_What is being asked_
Find every line in the records below that holds the word "this", and copy it out.

_Provided material_
= = = = =

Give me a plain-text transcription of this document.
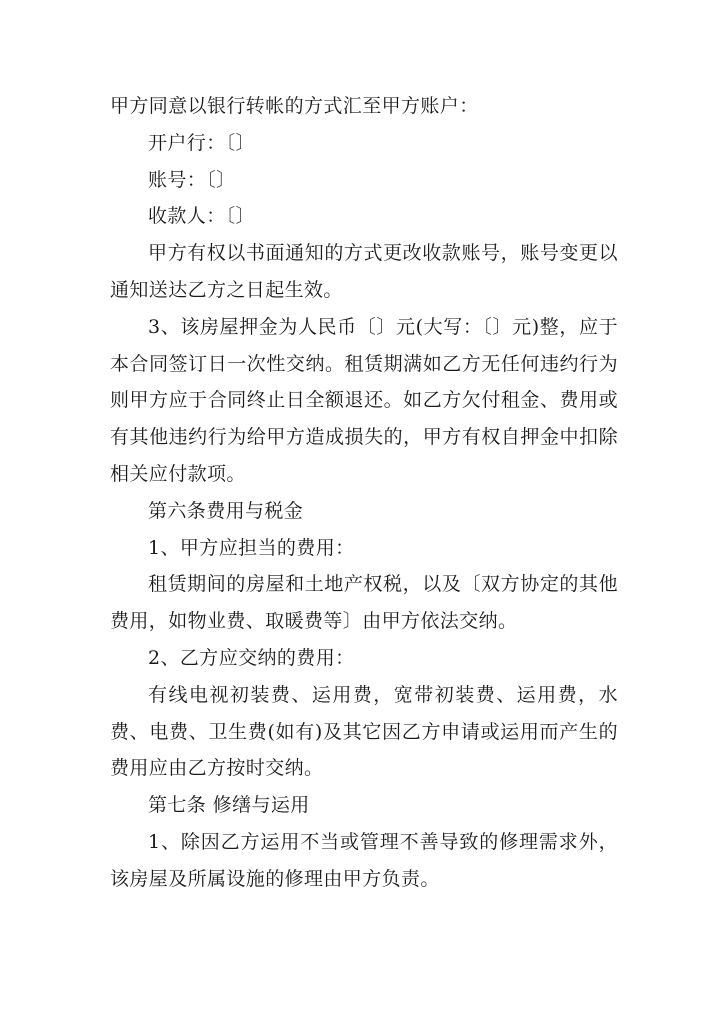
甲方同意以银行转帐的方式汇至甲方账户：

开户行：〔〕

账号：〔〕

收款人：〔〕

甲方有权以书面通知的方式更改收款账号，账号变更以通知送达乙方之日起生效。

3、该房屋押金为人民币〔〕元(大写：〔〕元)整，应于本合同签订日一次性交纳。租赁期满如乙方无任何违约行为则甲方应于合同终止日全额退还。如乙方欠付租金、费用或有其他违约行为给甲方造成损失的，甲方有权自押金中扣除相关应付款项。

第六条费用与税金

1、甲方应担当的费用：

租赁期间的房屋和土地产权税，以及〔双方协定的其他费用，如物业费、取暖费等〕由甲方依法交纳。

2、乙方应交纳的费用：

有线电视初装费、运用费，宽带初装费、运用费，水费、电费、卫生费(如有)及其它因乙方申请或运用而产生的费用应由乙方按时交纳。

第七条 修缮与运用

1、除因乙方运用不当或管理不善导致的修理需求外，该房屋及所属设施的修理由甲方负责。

= = = = =

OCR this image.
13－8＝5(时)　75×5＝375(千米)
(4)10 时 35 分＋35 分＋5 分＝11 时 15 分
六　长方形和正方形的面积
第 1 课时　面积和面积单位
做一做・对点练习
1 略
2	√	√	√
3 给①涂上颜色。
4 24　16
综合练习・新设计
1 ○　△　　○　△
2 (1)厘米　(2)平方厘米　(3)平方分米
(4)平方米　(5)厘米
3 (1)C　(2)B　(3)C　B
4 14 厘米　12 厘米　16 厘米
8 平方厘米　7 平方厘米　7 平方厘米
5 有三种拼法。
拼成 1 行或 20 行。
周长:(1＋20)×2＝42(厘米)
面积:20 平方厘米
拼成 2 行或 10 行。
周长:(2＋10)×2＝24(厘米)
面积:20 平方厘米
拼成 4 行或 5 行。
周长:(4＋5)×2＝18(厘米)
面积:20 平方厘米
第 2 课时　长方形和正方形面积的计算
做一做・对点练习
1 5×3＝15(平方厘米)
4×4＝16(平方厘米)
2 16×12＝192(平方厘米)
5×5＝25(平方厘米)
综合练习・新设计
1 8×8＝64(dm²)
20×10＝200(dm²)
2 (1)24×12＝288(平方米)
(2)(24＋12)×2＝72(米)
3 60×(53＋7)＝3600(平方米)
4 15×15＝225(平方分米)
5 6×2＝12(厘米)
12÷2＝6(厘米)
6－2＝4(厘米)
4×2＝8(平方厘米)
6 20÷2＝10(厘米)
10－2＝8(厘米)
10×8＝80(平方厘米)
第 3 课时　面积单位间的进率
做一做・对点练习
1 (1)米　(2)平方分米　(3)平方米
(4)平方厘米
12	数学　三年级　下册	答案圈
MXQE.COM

= = = = =

_Answer to the task_
Give me a plain-text transcription of this document.
OCR this image.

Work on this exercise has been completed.